Exercise goal
Any picture among the records should be left out, please; retype the rest exactly.

Records for this exercise
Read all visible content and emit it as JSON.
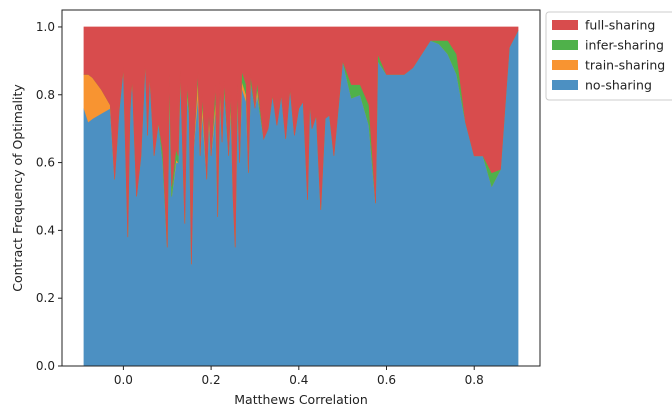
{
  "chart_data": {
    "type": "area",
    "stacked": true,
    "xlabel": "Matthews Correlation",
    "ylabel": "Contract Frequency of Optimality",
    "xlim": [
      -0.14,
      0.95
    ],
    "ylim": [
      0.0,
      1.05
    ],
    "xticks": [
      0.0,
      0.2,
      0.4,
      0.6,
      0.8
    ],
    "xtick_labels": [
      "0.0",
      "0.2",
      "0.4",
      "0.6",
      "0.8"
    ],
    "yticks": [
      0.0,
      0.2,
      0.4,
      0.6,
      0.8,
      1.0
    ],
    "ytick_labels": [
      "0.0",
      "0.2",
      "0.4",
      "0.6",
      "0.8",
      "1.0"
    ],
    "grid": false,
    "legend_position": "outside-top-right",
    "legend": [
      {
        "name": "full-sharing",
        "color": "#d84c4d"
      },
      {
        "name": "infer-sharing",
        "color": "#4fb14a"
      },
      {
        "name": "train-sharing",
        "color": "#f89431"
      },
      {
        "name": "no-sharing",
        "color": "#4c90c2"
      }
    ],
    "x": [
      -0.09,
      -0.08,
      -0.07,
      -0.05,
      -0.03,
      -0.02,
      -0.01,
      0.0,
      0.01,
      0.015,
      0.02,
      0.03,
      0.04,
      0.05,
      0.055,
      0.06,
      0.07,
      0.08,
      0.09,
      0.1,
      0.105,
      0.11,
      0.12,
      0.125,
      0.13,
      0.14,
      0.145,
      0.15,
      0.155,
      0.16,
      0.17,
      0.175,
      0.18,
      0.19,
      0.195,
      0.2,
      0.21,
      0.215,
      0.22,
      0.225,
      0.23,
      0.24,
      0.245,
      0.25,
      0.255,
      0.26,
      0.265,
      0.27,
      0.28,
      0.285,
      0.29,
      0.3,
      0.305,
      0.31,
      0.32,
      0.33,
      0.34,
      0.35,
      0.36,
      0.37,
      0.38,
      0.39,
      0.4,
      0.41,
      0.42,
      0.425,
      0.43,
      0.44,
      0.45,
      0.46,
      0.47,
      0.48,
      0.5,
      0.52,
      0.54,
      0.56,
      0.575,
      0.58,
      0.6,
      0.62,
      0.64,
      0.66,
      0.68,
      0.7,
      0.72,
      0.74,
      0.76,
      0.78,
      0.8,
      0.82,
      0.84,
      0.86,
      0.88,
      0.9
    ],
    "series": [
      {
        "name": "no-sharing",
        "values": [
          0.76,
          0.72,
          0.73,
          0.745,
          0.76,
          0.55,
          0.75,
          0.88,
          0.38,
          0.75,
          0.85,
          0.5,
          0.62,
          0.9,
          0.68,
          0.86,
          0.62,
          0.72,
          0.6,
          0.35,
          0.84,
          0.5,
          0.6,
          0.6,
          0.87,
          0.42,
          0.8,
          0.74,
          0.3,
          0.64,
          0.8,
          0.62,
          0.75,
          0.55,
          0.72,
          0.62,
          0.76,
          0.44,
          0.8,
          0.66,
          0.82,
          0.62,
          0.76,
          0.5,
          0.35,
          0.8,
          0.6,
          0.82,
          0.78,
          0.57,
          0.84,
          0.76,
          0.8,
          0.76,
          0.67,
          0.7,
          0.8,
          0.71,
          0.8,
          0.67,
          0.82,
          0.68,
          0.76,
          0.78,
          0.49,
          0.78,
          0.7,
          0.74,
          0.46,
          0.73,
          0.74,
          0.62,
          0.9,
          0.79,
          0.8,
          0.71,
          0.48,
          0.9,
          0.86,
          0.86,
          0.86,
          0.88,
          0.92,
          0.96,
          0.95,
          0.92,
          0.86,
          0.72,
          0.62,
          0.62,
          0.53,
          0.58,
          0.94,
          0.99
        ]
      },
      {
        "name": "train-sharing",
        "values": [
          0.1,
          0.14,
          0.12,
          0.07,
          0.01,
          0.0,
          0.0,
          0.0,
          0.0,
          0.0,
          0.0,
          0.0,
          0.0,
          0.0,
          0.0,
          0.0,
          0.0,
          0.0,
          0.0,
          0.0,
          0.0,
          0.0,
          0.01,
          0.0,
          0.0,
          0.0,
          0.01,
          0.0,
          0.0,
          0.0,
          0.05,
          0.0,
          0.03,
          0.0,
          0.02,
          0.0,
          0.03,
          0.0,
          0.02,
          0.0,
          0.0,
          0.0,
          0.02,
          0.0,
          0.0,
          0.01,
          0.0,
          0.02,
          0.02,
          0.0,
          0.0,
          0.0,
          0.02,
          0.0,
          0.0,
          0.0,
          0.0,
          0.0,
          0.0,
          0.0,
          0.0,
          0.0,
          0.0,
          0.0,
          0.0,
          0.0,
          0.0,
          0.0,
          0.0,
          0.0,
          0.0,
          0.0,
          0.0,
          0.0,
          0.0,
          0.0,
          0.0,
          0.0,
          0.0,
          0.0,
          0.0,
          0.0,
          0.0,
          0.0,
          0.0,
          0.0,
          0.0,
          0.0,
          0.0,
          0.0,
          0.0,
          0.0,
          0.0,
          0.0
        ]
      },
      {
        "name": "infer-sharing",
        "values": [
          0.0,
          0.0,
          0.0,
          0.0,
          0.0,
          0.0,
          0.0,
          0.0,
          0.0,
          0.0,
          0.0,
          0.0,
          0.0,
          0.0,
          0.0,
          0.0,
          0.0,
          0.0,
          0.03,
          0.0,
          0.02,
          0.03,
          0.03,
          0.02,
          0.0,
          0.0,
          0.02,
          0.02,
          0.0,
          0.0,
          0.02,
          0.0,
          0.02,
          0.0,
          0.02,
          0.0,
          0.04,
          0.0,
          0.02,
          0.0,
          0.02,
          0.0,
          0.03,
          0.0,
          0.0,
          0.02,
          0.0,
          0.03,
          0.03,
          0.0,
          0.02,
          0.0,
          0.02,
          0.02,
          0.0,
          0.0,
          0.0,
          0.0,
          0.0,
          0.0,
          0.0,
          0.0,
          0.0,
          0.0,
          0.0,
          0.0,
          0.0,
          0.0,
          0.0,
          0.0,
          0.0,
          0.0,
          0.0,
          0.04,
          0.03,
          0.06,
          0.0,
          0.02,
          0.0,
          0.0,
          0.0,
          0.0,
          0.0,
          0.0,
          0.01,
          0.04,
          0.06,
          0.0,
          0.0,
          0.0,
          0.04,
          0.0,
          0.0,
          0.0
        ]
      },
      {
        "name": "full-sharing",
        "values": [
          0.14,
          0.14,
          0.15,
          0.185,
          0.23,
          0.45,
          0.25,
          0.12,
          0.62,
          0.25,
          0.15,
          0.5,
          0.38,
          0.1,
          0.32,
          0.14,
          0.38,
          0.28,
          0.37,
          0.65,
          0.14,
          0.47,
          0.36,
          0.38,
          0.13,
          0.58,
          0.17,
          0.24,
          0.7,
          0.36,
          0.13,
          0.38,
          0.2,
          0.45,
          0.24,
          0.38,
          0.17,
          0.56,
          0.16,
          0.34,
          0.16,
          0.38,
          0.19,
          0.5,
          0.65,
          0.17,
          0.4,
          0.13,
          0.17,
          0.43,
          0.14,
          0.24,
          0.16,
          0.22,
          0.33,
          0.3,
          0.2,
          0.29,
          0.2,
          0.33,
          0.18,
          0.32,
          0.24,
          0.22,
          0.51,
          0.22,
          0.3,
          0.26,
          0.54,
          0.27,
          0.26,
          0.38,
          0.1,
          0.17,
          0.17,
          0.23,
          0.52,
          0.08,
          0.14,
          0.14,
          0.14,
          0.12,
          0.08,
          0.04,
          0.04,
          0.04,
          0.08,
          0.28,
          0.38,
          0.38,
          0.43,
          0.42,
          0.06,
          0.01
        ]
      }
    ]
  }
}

Response to this exercise
Read all visible content and emit it as JSON.
{
  "chart_data": {
    "type": "area",
    "stacked": true,
    "xlabel": "Matthews Correlation",
    "ylabel": "Contract Frequency of Optimality",
    "xlim": [
      -0.14,
      0.95
    ],
    "ylim": [
      0.0,
      1.05
    ],
    "xticks": [
      0.0,
      0.2,
      0.4,
      0.6,
      0.8
    ],
    "xtick_labels": [
      "0.0",
      "0.2",
      "0.4",
      "0.6",
      "0.8"
    ],
    "yticks": [
      0.0,
      0.2,
      0.4,
      0.6,
      0.8,
      1.0
    ],
    "ytick_labels": [
      "0.0",
      "0.2",
      "0.4",
      "0.6",
      "0.8",
      "1.0"
    ],
    "grid": false,
    "legend_position": "outside-top-right",
    "legend": [
      {
        "name": "full-sharing",
        "color": "#d84c4d"
      },
      {
        "name": "infer-sharing",
        "color": "#4fb14a"
      },
      {
        "name": "train-sharing",
        "color": "#f89431"
      },
      {
        "name": "no-sharing",
        "color": "#4c90c2"
      }
    ],
    "x": [
      -0.09,
      -0.08,
      -0.07,
      -0.05,
      -0.03,
      -0.02,
      -0.01,
      0.0,
      0.01,
      0.015,
      0.02,
      0.03,
      0.04,
      0.05,
      0.055,
      0.06,
      0.07,
      0.08,
      0.09,
      0.1,
      0.105,
      0.11,
      0.12,
      0.125,
      0.13,
      0.14,
      0.145,
      0.15,
      0.155,
      0.16,
      0.17,
      0.175,
      0.18,
      0.19,
      0.195,
      0.2,
      0.21,
      0.215,
      0.22,
      0.225,
      0.23,
      0.24,
      0.245,
      0.25,
      0.255,
      0.26,
      0.265,
      0.27,
      0.28,
      0.285,
      0.29,
      0.3,
      0.305,
      0.31,
      0.32,
      0.33,
      0.34,
      0.35,
      0.36,
      0.37,
      0.38,
      0.39,
      0.4,
      0.41,
      0.42,
      0.425,
      0.43,
      0.44,
      0.45,
      0.46,
      0.47,
      0.48,
      0.5,
      0.52,
      0.54,
      0.56,
      0.575,
      0.58,
      0.6,
      0.62,
      0.64,
      0.66,
      0.68,
      0.7,
      0.72,
      0.74,
      0.76,
      0.78,
      0.8,
      0.82,
      0.84,
      0.86,
      0.88,
      0.9
    ],
    "series": [
      {
        "name": "no-sharing",
        "values": [
          0.76,
          0.72,
          0.73,
          0.745,
          0.76,
          0.55,
          0.75,
          0.88,
          0.38,
          0.75,
          0.85,
          0.5,
          0.62,
          0.9,
          0.68,
          0.86,
          0.62,
          0.72,
          0.6,
          0.35,
          0.84,
          0.5,
          0.6,
          0.6,
          0.87,
          0.42,
          0.8,
          0.74,
          0.3,
          0.64,
          0.8,
          0.62,
          0.75,
          0.55,
          0.72,
          0.62,
          0.76,
          0.44,
          0.8,
          0.66,
          0.82,
          0.62,
          0.76,
          0.5,
          0.35,
          0.8,
          0.6,
          0.82,
          0.78,
          0.57,
          0.84,
          0.76,
          0.8,
          0.76,
          0.67,
          0.7,
          0.8,
          0.71,
          0.8,
          0.67,
          0.82,
          0.68,
          0.76,
          0.78,
          0.49,
          0.78,
          0.7,
          0.74,
          0.46,
          0.73,
          0.74,
          0.62,
          0.9,
          0.79,
          0.8,
          0.71,
          0.48,
          0.9,
          0.86,
          0.86,
          0.86,
          0.88,
          0.92,
          0.96,
          0.95,
          0.92,
          0.86,
          0.72,
          0.62,
          0.62,
          0.53,
          0.58,
          0.94,
          0.99
        ]
      },
      {
        "name": "train-sharing",
        "values": [
          0.1,
          0.14,
          0.12,
          0.07,
          0.01,
          0.0,
          0.0,
          0.0,
          0.0,
          0.0,
          0.0,
          0.0,
          0.0,
          0.0,
          0.0,
          0.0,
          0.0,
          0.0,
          0.0,
          0.0,
          0.0,
          0.0,
          0.01,
          0.0,
          0.0,
          0.0,
          0.01,
          0.0,
          0.0,
          0.0,
          0.05,
          0.0,
          0.03,
          0.0,
          0.02,
          0.0,
          0.03,
          0.0,
          0.02,
          0.0,
          0.0,
          0.0,
          0.02,
          0.0,
          0.0,
          0.01,
          0.0,
          0.02,
          0.02,
          0.0,
          0.0,
          0.0,
          0.02,
          0.0,
          0.0,
          0.0,
          0.0,
          0.0,
          0.0,
          0.0,
          0.0,
          0.0,
          0.0,
          0.0,
          0.0,
          0.0,
          0.0,
          0.0,
          0.0,
          0.0,
          0.0,
          0.0,
          0.0,
          0.0,
          0.0,
          0.0,
          0.0,
          0.0,
          0.0,
          0.0,
          0.0,
          0.0,
          0.0,
          0.0,
          0.0,
          0.0,
          0.0,
          0.0,
          0.0,
          0.0,
          0.0,
          0.0,
          0.0,
          0.0
        ]
      },
      {
        "name": "infer-sharing",
        "values": [
          0.0,
          0.0,
          0.0,
          0.0,
          0.0,
          0.0,
          0.0,
          0.0,
          0.0,
          0.0,
          0.0,
          0.0,
          0.0,
          0.0,
          0.0,
          0.0,
          0.0,
          0.0,
          0.03,
          0.0,
          0.02,
          0.03,
          0.03,
          0.02,
          0.0,
          0.0,
          0.02,
          0.02,
          0.0,
          0.0,
          0.02,
          0.0,
          0.02,
          0.0,
          0.02,
          0.0,
          0.04,
          0.0,
          0.02,
          0.0,
          0.02,
          0.0,
          0.03,
          0.0,
          0.0,
          0.02,
          0.0,
          0.03,
          0.03,
          0.0,
          0.02,
          0.0,
          0.02,
          0.02,
          0.0,
          0.0,
          0.0,
          0.0,
          0.0,
          0.0,
          0.0,
          0.0,
          0.0,
          0.0,
          0.0,
          0.0,
          0.0,
          0.0,
          0.0,
          0.0,
          0.0,
          0.0,
          0.0,
          0.04,
          0.03,
          0.06,
          0.0,
          0.02,
          0.0,
          0.0,
          0.0,
          0.0,
          0.0,
          0.0,
          0.01,
          0.04,
          0.06,
          0.0,
          0.0,
          0.0,
          0.04,
          0.0,
          0.0,
          0.0
        ]
      },
      {
        "name": "full-sharing",
        "values": [
          0.14,
          0.14,
          0.15,
          0.185,
          0.23,
          0.45,
          0.25,
          0.12,
          0.62,
          0.25,
          0.15,
          0.5,
          0.38,
          0.1,
          0.32,
          0.14,
          0.38,
          0.28,
          0.37,
          0.65,
          0.14,
          0.47,
          0.36,
          0.38,
          0.13,
          0.58,
          0.17,
          0.24,
          0.7,
          0.36,
          0.13,
          0.38,
          0.2,
          0.45,
          0.24,
          0.38,
          0.17,
          0.56,
          0.16,
          0.34,
          0.16,
          0.38,
          0.19,
          0.5,
          0.65,
          0.17,
          0.4,
          0.13,
          0.17,
          0.43,
          0.14,
          0.24,
          0.16,
          0.22,
          0.33,
          0.3,
          0.2,
          0.29,
          0.2,
          0.33,
          0.18,
          0.32,
          0.24,
          0.22,
          0.51,
          0.22,
          0.3,
          0.26,
          0.54,
          0.27,
          0.26,
          0.38,
          0.1,
          0.17,
          0.17,
          0.23,
          0.52,
          0.08,
          0.14,
          0.14,
          0.14,
          0.12,
          0.08,
          0.04,
          0.04,
          0.04,
          0.08,
          0.28,
          0.38,
          0.38,
          0.43,
          0.42,
          0.06,
          0.01
        ]
      }
    ]
  }
}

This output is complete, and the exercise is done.